(OBJECTIVE):
Return every line of the material exactly.

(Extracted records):
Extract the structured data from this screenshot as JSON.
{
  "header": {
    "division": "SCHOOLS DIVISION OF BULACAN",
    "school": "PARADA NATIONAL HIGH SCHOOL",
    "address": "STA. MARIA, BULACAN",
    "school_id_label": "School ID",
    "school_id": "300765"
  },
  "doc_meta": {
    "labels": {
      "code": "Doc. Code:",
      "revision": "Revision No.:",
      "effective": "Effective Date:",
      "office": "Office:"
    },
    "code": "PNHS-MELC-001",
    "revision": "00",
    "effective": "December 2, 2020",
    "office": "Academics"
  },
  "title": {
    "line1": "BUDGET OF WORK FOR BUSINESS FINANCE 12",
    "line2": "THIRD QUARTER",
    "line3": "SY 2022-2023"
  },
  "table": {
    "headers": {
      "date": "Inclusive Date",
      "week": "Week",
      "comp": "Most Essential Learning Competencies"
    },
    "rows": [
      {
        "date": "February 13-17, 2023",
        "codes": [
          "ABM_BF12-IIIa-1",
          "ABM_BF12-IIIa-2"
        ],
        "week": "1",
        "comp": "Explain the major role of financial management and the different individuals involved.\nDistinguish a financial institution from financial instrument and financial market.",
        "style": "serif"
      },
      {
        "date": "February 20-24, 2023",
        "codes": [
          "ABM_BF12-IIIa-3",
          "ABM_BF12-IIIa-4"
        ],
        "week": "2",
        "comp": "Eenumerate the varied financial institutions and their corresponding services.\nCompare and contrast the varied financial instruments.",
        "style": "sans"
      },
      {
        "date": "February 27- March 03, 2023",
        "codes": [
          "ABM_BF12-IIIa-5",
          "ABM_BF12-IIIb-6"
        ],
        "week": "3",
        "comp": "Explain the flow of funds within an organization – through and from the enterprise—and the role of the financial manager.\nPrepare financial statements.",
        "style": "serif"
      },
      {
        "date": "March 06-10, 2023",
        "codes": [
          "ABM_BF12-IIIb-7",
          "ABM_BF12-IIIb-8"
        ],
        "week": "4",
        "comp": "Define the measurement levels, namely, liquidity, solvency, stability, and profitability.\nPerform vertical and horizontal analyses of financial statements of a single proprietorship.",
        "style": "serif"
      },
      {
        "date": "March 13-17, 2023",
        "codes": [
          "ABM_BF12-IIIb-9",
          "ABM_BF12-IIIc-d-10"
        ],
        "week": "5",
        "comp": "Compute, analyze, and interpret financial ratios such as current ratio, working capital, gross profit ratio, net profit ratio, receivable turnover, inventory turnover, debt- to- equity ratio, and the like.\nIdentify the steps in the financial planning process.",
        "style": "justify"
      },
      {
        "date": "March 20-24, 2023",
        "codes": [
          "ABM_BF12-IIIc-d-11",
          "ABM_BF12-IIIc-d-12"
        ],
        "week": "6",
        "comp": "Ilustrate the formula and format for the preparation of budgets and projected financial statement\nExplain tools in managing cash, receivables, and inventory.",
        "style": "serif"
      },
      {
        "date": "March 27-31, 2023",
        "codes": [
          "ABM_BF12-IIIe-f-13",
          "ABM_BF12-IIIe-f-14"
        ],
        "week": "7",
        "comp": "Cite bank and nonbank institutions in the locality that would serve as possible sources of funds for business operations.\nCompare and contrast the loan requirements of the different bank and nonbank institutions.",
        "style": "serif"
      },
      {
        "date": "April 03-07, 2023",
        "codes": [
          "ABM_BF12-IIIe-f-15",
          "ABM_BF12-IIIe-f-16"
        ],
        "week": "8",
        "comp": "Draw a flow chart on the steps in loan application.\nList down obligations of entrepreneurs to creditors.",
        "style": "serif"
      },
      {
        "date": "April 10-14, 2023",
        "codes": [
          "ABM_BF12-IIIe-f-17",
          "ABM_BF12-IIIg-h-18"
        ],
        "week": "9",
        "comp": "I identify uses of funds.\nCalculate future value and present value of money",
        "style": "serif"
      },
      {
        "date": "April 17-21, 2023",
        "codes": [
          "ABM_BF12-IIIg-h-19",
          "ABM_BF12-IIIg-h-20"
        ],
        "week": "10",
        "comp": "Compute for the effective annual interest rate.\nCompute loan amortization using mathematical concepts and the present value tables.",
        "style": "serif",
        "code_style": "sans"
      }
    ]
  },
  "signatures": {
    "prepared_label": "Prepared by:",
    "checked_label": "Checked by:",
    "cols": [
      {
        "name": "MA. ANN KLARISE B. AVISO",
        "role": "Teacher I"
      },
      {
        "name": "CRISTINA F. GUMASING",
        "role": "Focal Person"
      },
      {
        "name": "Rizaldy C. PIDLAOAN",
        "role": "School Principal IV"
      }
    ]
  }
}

(OUTPUT OF THE EXERCISE):
Extract the structured data from this screenshot as JSON.
{
  "header": {
    "division": "SCHOOLS DIVISION OF BULACAN",
    "school": "PARADA NATIONAL HIGH SCHOOL",
    "address": "STA. MARIA, BULACAN",
    "school_id_label": "School ID",
    "school_id": "300765"
  },
  "doc_meta": {
    "labels": {
      "code": "Doc. Code:",
      "revision": "Revision No.:",
      "effective": "Effective Date:",
      "office": "Office:"
    },
    "code": "PNHS-MELC-001",
    "revision": "00",
    "effective": "December 2, 2020",
    "office": "Academics"
  },
  "title": {
    "line1": "BUDGET OF WORK FOR BUSINESS FINANCE 12",
    "line2": "THIRD QUARTER",
    "line3": "SY 2022-2023"
  },
  "table": {
    "headers": {
      "date": "Inclusive Date",
      "week": "Week",
      "comp": "Most Essential Learning Competencies"
    },
    "rows": [
      {
        "date": "February 13-17, 2023",
        "codes": [
          "ABM_BF12-IIIa-1",
          "ABM_BF12-IIIa-2"
        ],
        "week": "1",
        "comp": "Explain the major role of financial management and the different individuals involved.\nDistinguish a financial institution from financial instrument and financial market.",
        "style": "serif"
      },
      {
        "date": "February 20-24, 2023",
        "codes": [
          "ABM_BF12-IIIa-3",
          "ABM_BF12-IIIa-4"
        ],
        "week": "2",
        "comp": "Eenumerate the varied financial institutions and their corresponding services.\nCompare and contrast the varied financial instruments.",
        "style": "sans"
      },
      {
        "date": "February 27- March 03, 2023",
        "codes": [
          "ABM_BF12-IIIa-5",
          "ABM_BF12-IIIb-6"
        ],
        "week": "3",
        "comp": "Explain the flow of funds within an organization – through and from the enterprise—and the role of the financial manager.\nPrepare financial statements.",
        "style": "serif"
      },
      {
        "date": "March 06-10, 2023",
        "codes": [
          "ABM_BF12-IIIb-7",
          "ABM_BF12-IIIb-8"
        ],
        "week": "4",
        "comp": "Define the measurement levels, namely, liquidity, solvency, stability, and profitability.\nPerform vertical and horizontal analyses of financial statements of a single proprietorship.",
        "style": "serif"
      },
      {
        "date": "March 13-17, 2023",
        "codes": [
          "ABM_BF12-IIIb-9",
          "ABM_BF12-IIIc-d-10"
        ],
        "week": "5",
        "comp": "Compute, analyze, and interpret financial ratios such as current ratio, working capital, gross profit ratio, net profit ratio, receivable turnover, inventory turnover, debt- to- equity ratio, and the like.\nIdentify the steps in the financial planning process.",
        "style": "justify"
      },
      {
        "date": "March 20-24, 2023",
        "codes": [
          "ABM_BF12-IIIc-d-11",
          "ABM_BF12-IIIc-d-12"
        ],
        "week": "6",
        "comp": "Ilustrate the formula and format for the preparation of budgets and projected financial statement\nExplain tools in managing cash, receivables, and inventory.",
        "style": "serif"
      },
      {
        "date": "March 27-31, 2023",
        "codes": [
          "ABM_BF12-IIIe-f-13",
          "ABM_BF12-IIIe-f-14"
        ],
        "week": "7",
        "comp": "Cite bank and nonbank institutions in the locality that would serve as possible sources of funds for business operations.\nCompare and contrast the loan requirements of the different bank and nonbank institutions.",
        "style": "serif"
      },
      {
        "date": "April 03-07, 2023",
        "codes": [
          "ABM_BF12-IIIe-f-15",
          "ABM_BF12-IIIe-f-16"
        ],
        "week": "8",
        "comp": "Draw a flow chart on the steps in loan application.\nList down obligations of entrepreneurs to creditors.",
        "style": "serif"
      },
      {
        "date": "April 10-14, 2023",
        "codes": [
          "ABM_BF12-IIIe-f-17",
          "ABM_BF12-IIIg-h-18"
        ],
        "week": "9",
        "comp": "I identify uses of funds.\nCalculate future value and present value of money",
        "style": "serif"
      },
      {
        "date": "April 17-21, 2023",
        "codes": [
          "ABM_BF12-IIIg-h-19",
          "ABM_BF12-IIIg-h-20"
        ],
        "week": "10",
        "comp": "Compute for the effective annual interest rate.\nCompute loan amortization using mathematical concepts and the present value tables.",
        "style": "serif",
        "code_style": "sans"
      }
    ]
  },
  "signatures": {
    "prepared_label": "Prepared by:",
    "checked_label": "Checked by:",
    "cols": [
      {
        "name": "MA. ANN KLARISE B. AVISO",
        "role": "Teacher I"
      },
      {
        "name": "CRISTINA F. GUMASING",
        "role": "Focal Person"
      },
      {
        "name": "Rizaldy C. PIDLAOAN",
        "role": "School Principal IV"
      }
    ]
  }
}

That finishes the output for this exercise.